§ **SET EXERCISE**: Repeat every entry in the listing below, exactly.

§ **DATASET RECORDS**:
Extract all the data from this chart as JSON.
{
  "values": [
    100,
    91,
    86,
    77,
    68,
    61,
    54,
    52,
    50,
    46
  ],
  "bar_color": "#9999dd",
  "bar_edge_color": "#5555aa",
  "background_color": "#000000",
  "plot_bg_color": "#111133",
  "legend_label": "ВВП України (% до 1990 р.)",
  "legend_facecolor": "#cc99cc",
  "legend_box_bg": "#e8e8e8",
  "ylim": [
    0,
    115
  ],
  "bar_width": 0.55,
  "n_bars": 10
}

§ **TASK RESPONSE**:
Extract all the data from this chart as JSON.
{
  "values": [
    100,
    91,
    86,
    77,
    68,
    61,
    54,
    52,
    50,
    46
  ],
  "bar_color": "#9999dd",
  "bar_edge_color": "#5555aa",
  "background_color": "#000000",
  "plot_bg_color": "#111133",
  "legend_label": "ВВП України (% до 1990 р.)",
  "legend_facecolor": "#cc99cc",
  "legend_box_bg": "#e8e8e8",
  "ylim": [
    0,
    115
  ],
  "bar_width": 0.55,
  "n_bars": 10
}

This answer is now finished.